Filter these entries, keeping only lines that hold the word "都道府県".

*** RECORD EXTRACTS ***

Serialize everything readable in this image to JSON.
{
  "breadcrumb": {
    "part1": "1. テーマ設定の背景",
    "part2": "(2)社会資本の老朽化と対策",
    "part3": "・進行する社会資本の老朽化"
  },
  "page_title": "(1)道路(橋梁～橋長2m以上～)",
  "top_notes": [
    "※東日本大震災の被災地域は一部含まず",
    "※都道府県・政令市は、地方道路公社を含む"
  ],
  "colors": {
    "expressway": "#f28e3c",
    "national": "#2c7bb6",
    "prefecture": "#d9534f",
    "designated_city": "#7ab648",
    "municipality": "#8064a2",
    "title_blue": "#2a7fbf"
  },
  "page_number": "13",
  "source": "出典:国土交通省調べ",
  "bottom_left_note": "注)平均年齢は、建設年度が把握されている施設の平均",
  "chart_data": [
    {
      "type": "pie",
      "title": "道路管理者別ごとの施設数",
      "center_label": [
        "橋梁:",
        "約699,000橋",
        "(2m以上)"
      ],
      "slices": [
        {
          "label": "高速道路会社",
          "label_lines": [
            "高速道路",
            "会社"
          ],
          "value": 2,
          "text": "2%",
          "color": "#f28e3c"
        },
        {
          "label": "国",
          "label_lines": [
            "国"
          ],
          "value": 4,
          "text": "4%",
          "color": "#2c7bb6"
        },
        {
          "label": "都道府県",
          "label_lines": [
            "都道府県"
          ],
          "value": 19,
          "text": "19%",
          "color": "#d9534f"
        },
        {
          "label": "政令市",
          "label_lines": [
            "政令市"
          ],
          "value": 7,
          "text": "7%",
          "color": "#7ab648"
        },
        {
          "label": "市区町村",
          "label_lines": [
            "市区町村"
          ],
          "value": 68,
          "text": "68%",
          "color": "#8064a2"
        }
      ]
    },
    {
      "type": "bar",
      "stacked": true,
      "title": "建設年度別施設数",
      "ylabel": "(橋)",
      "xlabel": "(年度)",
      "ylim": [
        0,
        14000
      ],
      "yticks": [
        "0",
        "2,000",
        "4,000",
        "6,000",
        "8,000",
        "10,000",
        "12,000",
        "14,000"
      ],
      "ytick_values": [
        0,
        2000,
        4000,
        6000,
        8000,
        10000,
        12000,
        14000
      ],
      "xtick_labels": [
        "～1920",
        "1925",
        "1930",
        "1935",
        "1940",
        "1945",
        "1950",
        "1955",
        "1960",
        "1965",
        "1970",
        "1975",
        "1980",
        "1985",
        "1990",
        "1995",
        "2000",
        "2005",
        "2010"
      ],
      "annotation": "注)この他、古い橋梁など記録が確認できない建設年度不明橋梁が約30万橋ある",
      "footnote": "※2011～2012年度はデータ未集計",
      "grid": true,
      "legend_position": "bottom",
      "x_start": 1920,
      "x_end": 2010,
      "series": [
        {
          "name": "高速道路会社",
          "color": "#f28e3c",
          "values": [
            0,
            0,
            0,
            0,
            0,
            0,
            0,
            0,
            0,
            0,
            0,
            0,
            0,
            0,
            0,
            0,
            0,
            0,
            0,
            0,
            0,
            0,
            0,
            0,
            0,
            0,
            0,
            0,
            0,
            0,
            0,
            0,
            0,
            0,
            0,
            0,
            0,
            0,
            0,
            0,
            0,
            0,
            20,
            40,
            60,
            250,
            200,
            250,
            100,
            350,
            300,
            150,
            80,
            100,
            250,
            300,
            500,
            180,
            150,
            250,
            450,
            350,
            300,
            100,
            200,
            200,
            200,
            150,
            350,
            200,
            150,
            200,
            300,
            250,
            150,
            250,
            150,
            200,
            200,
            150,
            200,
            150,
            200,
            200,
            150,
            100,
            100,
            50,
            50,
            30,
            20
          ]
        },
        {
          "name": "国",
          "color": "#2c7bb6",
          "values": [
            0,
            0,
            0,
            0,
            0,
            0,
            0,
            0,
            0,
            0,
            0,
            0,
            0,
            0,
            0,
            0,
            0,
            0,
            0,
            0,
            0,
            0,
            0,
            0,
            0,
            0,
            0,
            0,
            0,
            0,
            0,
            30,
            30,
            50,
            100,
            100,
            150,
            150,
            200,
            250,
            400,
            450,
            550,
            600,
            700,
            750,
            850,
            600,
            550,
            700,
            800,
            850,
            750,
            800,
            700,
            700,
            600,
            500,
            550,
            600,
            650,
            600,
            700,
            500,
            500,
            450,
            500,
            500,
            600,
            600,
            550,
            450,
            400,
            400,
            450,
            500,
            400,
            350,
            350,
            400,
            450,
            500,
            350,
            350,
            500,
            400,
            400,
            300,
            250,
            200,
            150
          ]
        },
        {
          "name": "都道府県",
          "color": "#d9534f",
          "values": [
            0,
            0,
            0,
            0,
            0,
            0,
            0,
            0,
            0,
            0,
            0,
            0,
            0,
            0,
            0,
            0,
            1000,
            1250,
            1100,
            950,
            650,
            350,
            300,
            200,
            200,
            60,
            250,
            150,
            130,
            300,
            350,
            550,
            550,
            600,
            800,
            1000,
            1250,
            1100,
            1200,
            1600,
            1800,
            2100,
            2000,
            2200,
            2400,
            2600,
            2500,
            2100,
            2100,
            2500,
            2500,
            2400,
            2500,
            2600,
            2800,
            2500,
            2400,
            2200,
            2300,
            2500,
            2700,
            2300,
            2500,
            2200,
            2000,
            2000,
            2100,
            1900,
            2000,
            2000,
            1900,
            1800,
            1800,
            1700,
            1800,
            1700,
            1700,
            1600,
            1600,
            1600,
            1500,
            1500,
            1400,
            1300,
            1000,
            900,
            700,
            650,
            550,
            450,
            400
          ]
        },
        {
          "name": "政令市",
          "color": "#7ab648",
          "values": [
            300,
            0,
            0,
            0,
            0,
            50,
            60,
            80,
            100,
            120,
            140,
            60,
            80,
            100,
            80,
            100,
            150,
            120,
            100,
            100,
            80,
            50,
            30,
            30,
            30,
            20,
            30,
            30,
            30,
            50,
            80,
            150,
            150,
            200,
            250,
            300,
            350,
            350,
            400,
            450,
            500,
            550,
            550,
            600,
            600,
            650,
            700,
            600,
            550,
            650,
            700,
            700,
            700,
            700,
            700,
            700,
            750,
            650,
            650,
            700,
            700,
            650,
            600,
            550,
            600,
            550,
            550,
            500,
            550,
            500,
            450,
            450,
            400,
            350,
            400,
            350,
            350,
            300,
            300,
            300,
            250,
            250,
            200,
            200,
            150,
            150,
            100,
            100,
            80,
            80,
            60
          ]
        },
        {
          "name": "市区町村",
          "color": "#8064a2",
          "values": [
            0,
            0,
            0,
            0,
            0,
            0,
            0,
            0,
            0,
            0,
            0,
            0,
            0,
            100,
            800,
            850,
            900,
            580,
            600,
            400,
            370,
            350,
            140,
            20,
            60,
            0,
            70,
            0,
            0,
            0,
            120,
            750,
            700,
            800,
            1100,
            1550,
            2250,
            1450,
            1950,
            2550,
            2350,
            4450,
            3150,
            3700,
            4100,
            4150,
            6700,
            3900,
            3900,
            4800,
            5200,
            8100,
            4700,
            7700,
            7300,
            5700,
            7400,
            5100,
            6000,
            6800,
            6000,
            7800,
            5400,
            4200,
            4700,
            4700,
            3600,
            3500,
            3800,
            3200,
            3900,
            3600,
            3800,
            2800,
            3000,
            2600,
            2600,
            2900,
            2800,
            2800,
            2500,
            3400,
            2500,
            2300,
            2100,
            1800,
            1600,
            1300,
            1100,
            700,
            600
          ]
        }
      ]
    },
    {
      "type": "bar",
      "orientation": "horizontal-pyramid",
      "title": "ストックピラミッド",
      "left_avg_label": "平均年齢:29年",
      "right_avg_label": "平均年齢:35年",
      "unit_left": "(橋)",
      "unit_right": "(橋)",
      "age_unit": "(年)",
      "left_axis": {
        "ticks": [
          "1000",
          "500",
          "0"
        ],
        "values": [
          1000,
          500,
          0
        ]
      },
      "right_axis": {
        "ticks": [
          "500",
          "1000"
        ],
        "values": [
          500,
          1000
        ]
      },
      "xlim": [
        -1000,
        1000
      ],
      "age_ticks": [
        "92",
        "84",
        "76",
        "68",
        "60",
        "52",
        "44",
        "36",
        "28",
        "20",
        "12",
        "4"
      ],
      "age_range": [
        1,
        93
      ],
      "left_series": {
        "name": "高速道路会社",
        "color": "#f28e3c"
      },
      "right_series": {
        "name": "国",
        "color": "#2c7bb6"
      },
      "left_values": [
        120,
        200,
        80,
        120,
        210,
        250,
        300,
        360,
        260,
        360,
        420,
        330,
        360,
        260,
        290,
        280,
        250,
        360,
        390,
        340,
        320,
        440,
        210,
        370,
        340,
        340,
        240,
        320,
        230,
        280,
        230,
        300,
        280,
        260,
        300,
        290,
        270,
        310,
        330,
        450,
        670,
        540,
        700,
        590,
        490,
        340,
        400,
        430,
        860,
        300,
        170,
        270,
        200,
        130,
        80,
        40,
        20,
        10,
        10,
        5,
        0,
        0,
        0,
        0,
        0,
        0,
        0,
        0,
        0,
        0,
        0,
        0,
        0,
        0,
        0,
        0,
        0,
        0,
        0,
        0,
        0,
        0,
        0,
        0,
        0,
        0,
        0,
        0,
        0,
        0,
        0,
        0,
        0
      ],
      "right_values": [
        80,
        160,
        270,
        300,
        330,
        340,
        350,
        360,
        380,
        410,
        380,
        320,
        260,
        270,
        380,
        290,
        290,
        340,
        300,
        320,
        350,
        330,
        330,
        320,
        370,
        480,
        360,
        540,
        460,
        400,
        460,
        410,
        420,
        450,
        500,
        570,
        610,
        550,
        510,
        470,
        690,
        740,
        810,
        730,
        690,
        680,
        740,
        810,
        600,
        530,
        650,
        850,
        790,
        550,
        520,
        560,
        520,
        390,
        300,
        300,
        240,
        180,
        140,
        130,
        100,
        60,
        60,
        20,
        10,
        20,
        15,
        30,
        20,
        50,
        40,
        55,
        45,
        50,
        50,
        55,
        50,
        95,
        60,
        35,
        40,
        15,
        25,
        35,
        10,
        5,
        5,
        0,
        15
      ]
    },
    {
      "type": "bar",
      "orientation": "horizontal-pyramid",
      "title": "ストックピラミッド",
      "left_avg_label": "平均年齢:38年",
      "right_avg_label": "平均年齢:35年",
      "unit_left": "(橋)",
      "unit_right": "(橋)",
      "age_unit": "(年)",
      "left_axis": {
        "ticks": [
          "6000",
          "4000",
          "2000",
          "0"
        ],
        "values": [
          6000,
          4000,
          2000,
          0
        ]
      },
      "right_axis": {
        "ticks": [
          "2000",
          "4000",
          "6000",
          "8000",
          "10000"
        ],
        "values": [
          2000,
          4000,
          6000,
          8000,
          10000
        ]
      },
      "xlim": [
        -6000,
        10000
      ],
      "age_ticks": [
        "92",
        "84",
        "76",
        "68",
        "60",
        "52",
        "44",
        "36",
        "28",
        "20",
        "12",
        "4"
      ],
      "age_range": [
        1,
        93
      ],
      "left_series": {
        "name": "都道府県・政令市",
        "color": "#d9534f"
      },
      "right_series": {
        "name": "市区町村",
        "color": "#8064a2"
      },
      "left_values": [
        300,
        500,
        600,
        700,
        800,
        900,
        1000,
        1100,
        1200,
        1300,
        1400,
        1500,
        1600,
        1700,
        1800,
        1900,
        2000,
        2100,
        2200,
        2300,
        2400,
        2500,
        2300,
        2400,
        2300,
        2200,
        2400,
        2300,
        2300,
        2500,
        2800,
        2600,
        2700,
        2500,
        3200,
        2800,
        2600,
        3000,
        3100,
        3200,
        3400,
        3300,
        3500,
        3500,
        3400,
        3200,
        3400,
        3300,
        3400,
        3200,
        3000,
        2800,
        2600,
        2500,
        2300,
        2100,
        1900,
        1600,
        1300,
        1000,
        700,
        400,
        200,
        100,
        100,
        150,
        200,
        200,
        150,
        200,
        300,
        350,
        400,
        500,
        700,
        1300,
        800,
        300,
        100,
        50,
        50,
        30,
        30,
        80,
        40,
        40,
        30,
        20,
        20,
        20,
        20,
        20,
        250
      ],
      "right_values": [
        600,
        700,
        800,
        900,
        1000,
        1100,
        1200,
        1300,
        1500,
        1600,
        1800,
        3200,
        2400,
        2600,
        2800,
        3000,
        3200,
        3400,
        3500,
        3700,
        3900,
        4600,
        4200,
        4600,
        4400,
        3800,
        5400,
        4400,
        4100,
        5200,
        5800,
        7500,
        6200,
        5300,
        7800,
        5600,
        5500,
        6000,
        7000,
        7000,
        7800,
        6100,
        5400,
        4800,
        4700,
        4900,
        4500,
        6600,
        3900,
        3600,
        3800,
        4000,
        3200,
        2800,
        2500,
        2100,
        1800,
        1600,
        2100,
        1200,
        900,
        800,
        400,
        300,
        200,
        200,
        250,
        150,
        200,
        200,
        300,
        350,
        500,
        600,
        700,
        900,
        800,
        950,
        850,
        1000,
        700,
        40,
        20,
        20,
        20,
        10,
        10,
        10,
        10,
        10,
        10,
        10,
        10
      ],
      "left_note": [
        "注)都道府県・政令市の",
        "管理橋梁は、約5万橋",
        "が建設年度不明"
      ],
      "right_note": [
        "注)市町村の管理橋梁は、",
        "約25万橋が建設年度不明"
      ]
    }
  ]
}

***

*THE ANSWER*
    "※都道府県・政令市は、地方道路公社を含む"
          "label": "都道府県",
            "都道府県"
          "name": "都道府県",
        "name": "都道府県・政令市",
        "注)都道府県・政令市の",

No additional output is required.